[LLVMdev] ScheduleDAGInstrs/R600 test potential issue with implicit defs

Tue Feb 25 19:39:30 PST 2014

On Feb 25, 2014, at 10:55 AM, Hal Finkel <hfinkel at anl.gov> wrote:

> ----- Original Message -----
>> From: "Stefan Hepp" <stefan at stefant.org>
>> To: "Tom Stellard" <tom at stellard.net>
>> Cc: "llvmdev at cs.uiuc.edu List" <llvmdev at cs.uiuc.edu>
>> Sent: Tuesday, February 25, 2014 12:22:54 PM
>> Subject: Re: [LLVMdev] ScheduleDAGInstrs/R600 test potential issue with implicit defs
>> 
>> Hi Tom,
>> 
>> Thanks a lot for your explanations, now it makes a lot more sense ;)
>> 
>> I had a slightly closer look at the R600 packetizer, and the issue is
>> that the third LSHL instruction has both an implicit use and
>> *afterwards* an implicit def of T1_XYZW. The latter def causes the
>> current ScheduleDAGInstrs implementation to ignore the implicit use,
>> thus the ScheduleDAG only contains an anti-dependency from the second
>> to
>> the third LSHL and the packetizer can bundle the instructions.

══════════════════════════════

*What you will do*:
Condense the paragraph of the mailing-list message above that begins "I had a slightly closer look" into a short bulleted list that keeps its main facts.

*Material provided*:
══════════════════════════════

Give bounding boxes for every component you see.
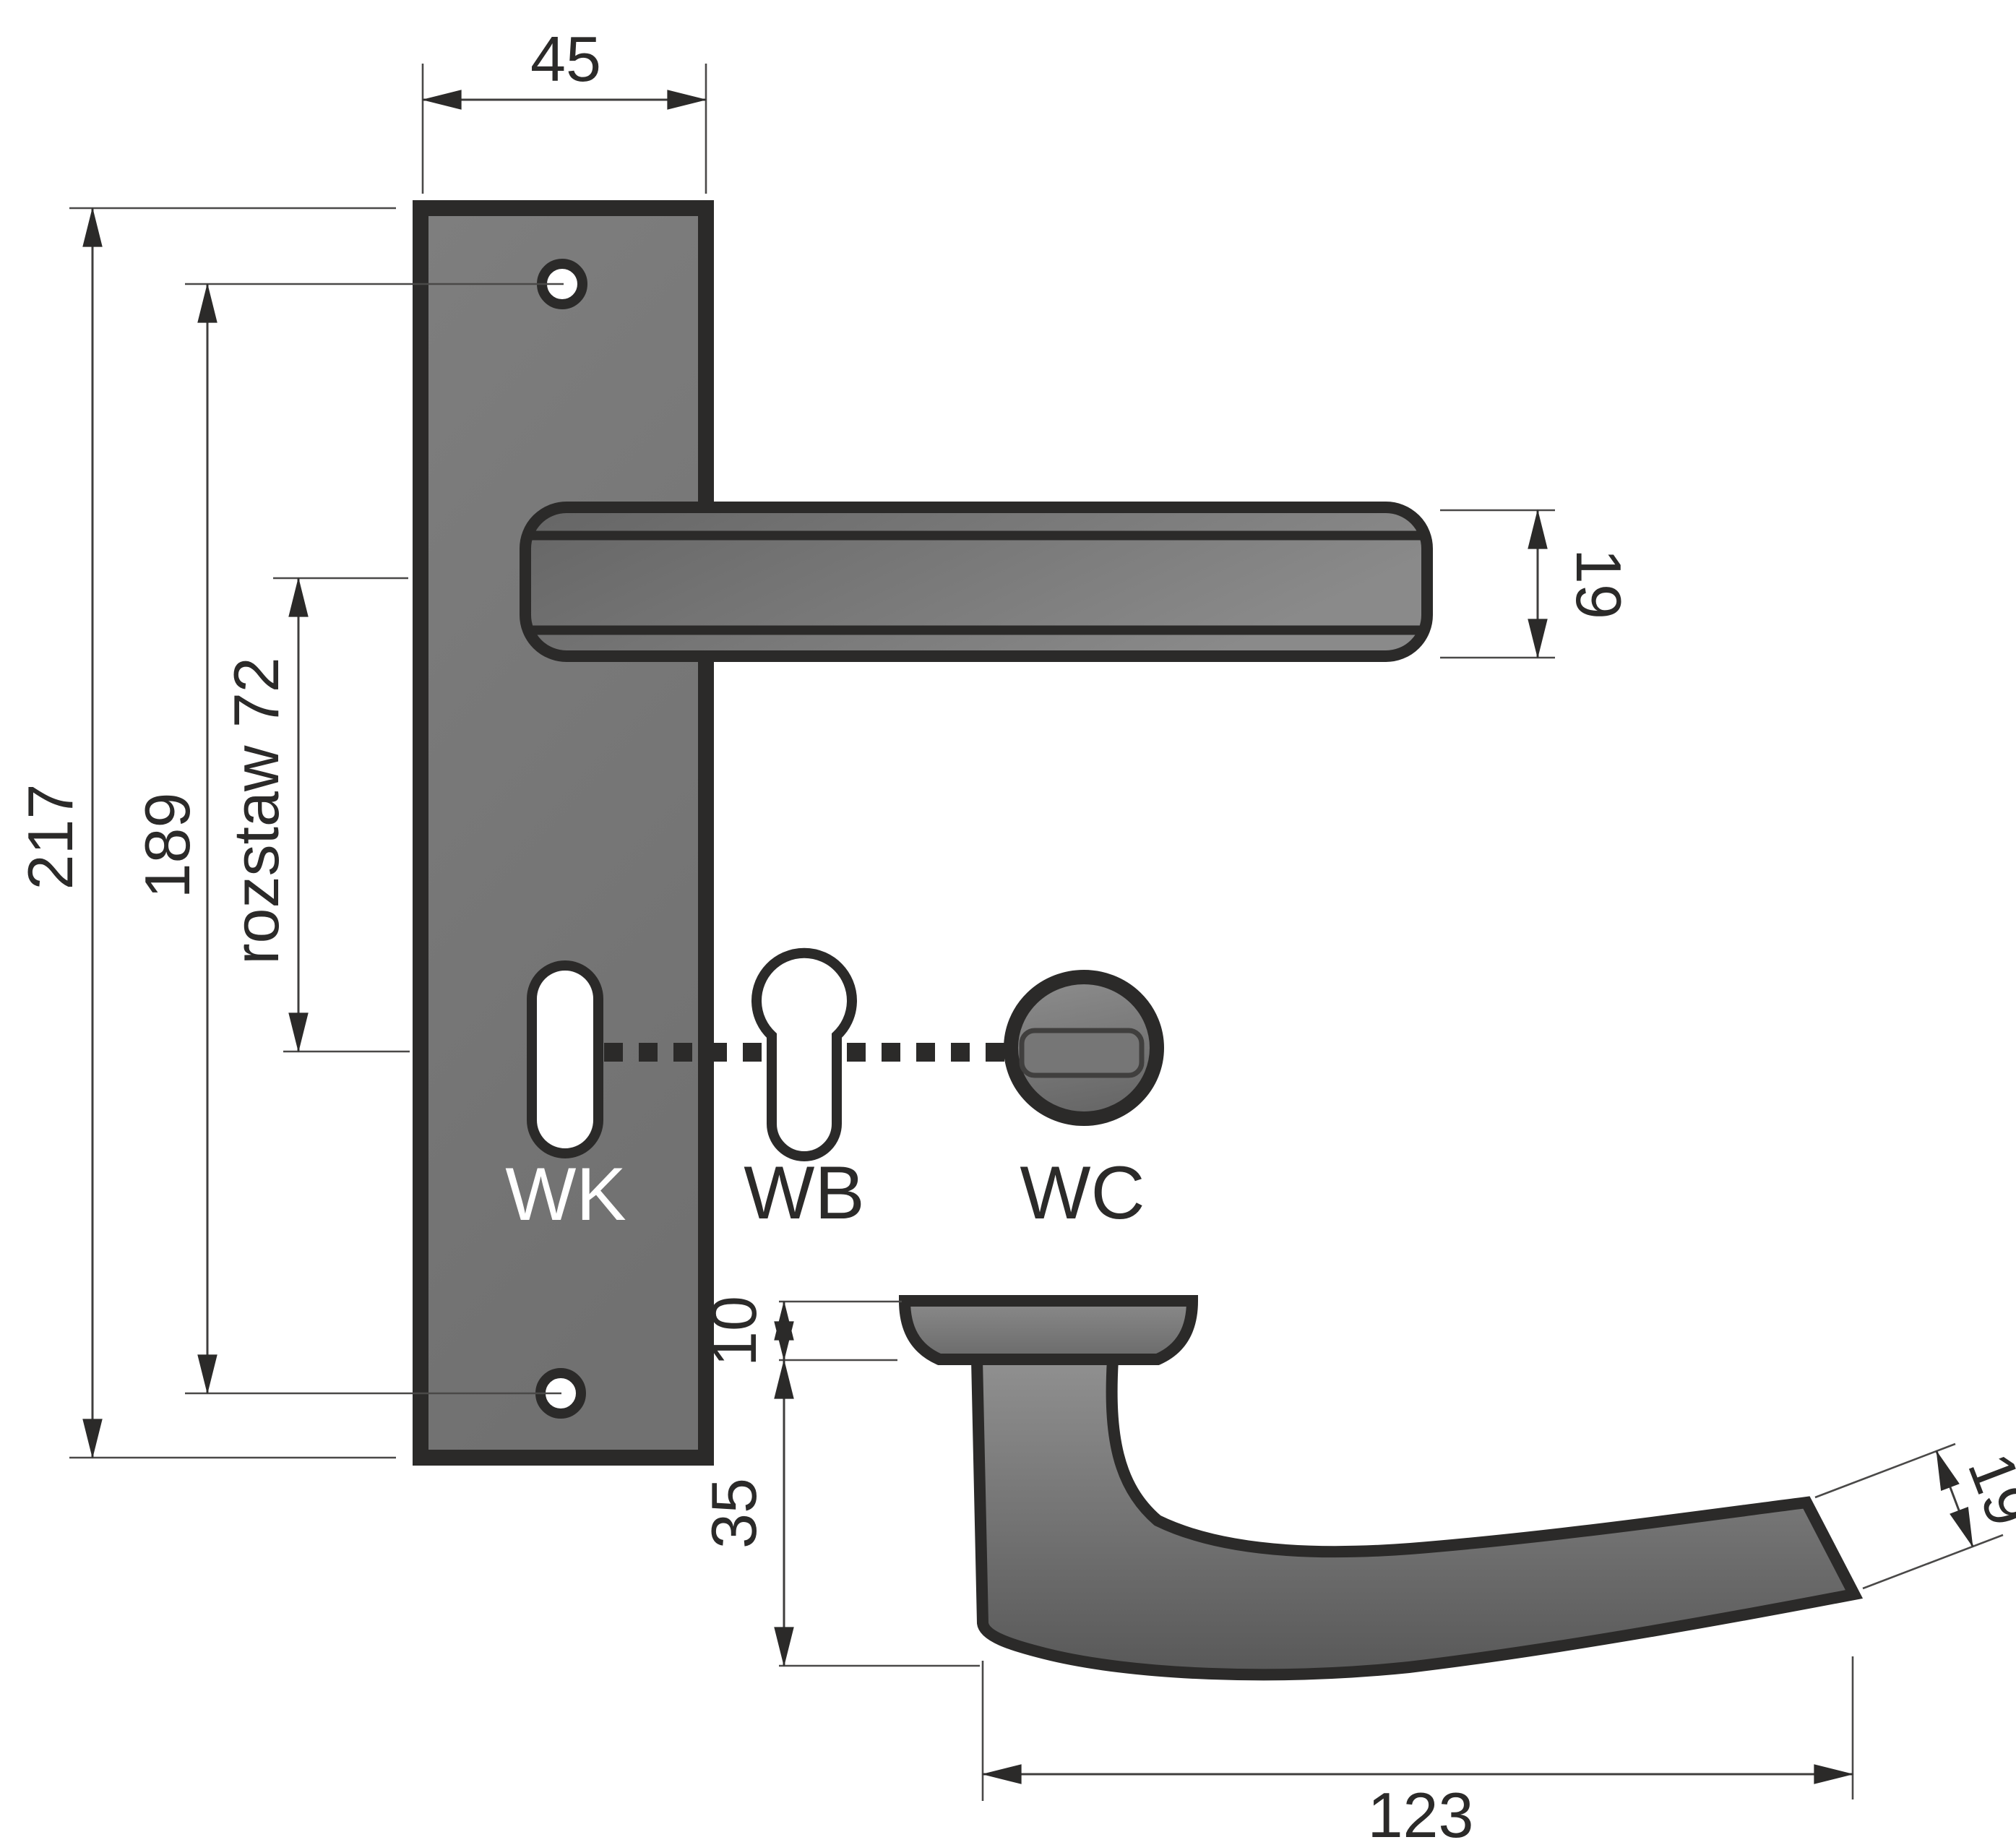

══════════════════════════════

*Response to the exercise*:
- The third LSHL instruction has an implicit use of T1_XYZW followed by an implicit def of T1_XYZW.
- The later def causes the current ScheduleDAGInstrs implementation to ignore the implicit use.
- As a result, the ScheduleDAG holds only an anti-dependency from the second to the third LSHL.
- This lets the R600 packetizer bundle the instructions.